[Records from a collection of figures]
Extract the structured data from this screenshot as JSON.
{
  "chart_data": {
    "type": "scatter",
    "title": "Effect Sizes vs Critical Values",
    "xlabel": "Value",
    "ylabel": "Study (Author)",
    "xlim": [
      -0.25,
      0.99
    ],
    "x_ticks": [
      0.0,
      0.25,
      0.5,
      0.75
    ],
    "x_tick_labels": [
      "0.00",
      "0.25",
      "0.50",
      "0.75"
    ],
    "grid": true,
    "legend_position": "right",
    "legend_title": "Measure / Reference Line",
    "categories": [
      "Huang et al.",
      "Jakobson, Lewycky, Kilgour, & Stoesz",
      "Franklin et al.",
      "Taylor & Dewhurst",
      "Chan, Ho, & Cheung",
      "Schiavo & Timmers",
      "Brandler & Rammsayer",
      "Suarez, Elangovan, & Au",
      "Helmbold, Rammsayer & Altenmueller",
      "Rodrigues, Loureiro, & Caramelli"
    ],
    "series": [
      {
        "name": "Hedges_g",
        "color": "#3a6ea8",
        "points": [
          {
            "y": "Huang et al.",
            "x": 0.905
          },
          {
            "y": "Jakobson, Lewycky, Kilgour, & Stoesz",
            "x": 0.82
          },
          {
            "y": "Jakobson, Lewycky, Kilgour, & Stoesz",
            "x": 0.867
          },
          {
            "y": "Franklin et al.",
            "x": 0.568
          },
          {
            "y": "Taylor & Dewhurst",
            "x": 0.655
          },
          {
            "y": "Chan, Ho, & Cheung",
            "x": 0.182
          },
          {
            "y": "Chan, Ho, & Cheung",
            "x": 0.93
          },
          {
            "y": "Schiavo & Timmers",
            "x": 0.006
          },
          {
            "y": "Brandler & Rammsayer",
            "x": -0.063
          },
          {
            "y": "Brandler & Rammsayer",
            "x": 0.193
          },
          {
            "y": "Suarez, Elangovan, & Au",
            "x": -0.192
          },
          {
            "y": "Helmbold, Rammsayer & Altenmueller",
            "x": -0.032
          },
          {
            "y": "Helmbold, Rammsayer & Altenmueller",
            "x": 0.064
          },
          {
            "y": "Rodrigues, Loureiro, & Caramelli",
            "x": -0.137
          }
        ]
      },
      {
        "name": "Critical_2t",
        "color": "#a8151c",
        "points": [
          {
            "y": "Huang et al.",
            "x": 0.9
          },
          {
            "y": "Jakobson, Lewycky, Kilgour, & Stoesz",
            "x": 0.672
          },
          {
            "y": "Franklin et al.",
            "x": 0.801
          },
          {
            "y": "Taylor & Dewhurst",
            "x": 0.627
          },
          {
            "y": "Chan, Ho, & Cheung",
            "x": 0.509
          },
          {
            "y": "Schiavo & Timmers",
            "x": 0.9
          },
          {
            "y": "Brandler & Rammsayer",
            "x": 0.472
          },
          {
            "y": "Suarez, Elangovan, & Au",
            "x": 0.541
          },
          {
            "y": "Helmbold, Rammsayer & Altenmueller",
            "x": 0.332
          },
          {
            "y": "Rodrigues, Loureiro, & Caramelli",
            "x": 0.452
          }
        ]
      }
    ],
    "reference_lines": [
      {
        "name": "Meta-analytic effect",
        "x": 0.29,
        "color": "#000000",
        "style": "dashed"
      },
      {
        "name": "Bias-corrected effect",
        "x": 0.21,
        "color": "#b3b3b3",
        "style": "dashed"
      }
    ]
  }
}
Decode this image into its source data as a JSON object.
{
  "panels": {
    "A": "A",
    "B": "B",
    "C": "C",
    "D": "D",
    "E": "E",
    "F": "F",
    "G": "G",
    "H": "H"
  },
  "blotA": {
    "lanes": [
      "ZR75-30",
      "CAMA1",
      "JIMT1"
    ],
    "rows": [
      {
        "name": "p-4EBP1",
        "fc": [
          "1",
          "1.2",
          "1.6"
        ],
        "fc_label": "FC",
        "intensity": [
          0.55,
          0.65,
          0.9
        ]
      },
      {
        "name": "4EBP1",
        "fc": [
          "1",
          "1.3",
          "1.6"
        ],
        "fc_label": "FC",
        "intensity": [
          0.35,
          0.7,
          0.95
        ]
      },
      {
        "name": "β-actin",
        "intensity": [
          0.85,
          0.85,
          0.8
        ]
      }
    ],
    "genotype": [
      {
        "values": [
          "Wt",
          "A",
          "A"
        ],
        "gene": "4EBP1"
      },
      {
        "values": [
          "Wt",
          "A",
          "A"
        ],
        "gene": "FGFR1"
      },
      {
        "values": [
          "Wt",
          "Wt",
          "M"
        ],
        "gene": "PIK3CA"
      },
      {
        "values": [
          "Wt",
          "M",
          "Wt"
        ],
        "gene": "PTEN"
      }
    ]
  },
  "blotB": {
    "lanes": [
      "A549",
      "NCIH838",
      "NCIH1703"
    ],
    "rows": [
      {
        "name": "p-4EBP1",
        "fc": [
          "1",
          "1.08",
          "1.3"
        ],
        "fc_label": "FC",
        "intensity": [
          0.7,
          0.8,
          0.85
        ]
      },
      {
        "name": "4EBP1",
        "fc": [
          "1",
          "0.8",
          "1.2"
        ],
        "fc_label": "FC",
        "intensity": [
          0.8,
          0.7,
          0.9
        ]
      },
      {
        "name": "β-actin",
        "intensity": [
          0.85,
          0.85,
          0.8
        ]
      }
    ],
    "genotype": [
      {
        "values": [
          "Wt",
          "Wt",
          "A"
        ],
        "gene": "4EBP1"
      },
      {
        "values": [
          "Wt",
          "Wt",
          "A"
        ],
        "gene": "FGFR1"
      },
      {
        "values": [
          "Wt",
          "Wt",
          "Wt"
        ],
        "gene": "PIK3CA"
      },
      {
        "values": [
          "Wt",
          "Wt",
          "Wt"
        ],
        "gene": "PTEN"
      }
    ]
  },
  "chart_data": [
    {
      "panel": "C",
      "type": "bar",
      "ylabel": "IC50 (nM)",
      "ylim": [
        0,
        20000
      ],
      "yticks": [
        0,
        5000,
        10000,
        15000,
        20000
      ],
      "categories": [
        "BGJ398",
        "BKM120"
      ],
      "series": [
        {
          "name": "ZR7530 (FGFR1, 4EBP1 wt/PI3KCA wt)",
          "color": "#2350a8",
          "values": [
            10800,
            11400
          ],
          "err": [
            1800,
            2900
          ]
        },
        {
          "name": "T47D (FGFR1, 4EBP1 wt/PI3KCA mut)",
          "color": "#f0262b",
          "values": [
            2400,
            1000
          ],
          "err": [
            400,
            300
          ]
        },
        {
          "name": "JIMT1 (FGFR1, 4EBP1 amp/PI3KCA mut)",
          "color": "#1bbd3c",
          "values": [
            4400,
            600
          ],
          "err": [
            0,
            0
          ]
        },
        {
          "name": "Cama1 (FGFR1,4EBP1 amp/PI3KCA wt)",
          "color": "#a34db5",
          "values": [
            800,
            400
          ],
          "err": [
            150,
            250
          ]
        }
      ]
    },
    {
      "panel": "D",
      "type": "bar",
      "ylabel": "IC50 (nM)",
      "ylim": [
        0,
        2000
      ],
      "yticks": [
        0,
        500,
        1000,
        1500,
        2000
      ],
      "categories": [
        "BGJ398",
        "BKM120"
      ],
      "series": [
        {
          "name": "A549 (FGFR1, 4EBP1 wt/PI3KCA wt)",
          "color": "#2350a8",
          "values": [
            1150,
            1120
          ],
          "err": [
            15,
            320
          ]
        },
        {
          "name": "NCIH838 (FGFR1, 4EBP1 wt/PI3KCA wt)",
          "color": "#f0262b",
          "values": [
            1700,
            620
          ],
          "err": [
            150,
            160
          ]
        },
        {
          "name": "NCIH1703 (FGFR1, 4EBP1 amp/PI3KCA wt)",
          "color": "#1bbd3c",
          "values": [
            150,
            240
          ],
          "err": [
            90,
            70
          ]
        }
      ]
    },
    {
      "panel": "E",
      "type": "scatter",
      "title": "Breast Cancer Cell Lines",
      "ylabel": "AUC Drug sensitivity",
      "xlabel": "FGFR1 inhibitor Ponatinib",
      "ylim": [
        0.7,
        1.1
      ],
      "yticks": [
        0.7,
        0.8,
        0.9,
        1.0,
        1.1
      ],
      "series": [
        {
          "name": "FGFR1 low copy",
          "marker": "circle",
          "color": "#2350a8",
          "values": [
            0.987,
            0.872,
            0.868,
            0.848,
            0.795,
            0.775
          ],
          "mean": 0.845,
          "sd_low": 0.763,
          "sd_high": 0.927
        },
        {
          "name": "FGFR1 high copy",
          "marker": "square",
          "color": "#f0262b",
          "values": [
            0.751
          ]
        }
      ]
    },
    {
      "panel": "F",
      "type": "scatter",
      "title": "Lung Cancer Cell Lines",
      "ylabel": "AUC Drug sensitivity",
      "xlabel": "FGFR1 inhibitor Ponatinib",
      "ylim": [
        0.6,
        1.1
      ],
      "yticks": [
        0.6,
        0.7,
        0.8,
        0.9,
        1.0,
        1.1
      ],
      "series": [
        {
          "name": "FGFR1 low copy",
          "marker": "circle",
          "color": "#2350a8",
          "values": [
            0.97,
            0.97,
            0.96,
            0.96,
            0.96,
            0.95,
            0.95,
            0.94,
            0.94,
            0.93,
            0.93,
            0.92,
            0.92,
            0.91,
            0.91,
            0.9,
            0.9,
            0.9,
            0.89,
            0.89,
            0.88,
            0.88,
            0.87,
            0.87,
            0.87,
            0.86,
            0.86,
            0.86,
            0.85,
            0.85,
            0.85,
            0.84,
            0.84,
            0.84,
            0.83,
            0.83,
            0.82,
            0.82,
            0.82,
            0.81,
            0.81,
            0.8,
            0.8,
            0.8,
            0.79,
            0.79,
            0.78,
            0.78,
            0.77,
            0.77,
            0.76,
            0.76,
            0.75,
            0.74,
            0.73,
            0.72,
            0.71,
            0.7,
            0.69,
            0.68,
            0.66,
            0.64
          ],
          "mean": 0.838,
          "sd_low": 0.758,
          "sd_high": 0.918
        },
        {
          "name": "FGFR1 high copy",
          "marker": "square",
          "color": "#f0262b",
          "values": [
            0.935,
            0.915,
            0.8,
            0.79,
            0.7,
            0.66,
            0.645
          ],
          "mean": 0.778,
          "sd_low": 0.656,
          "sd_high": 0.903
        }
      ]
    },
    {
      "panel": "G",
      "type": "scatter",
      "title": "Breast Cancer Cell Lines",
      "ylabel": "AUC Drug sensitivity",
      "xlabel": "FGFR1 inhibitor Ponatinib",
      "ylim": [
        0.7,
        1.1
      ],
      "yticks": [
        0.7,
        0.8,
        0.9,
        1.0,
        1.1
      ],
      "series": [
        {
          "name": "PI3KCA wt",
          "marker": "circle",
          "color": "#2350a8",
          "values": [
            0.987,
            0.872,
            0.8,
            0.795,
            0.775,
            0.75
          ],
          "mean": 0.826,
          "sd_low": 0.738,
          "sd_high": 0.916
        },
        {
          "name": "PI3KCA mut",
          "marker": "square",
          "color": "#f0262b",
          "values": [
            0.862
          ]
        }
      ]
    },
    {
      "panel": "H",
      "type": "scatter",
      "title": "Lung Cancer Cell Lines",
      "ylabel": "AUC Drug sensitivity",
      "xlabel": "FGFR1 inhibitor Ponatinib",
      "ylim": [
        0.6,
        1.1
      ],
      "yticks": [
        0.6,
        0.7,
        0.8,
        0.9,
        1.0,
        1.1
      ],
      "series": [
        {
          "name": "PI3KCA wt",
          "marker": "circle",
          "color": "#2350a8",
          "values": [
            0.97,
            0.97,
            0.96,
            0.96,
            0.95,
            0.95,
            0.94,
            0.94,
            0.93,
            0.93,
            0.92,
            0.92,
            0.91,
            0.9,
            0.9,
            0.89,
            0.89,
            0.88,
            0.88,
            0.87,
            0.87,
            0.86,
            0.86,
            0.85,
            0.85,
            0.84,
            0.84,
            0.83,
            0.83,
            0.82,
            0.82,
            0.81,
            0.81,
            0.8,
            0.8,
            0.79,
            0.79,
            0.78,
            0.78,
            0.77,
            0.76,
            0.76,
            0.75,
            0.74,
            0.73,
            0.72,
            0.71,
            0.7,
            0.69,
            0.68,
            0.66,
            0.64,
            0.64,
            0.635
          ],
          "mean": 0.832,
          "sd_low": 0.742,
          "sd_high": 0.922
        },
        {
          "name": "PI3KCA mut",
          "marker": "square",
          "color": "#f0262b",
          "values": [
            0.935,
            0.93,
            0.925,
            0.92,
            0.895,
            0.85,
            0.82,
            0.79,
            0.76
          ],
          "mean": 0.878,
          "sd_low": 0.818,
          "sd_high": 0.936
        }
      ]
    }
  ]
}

(WORK TO DO): Scan the material above for the word "this". Copy each line where it occurs.

(TASK ANSWER):
Extract the structured data from this screenshot as JSON.
Decode this image into its source data as a JSON object.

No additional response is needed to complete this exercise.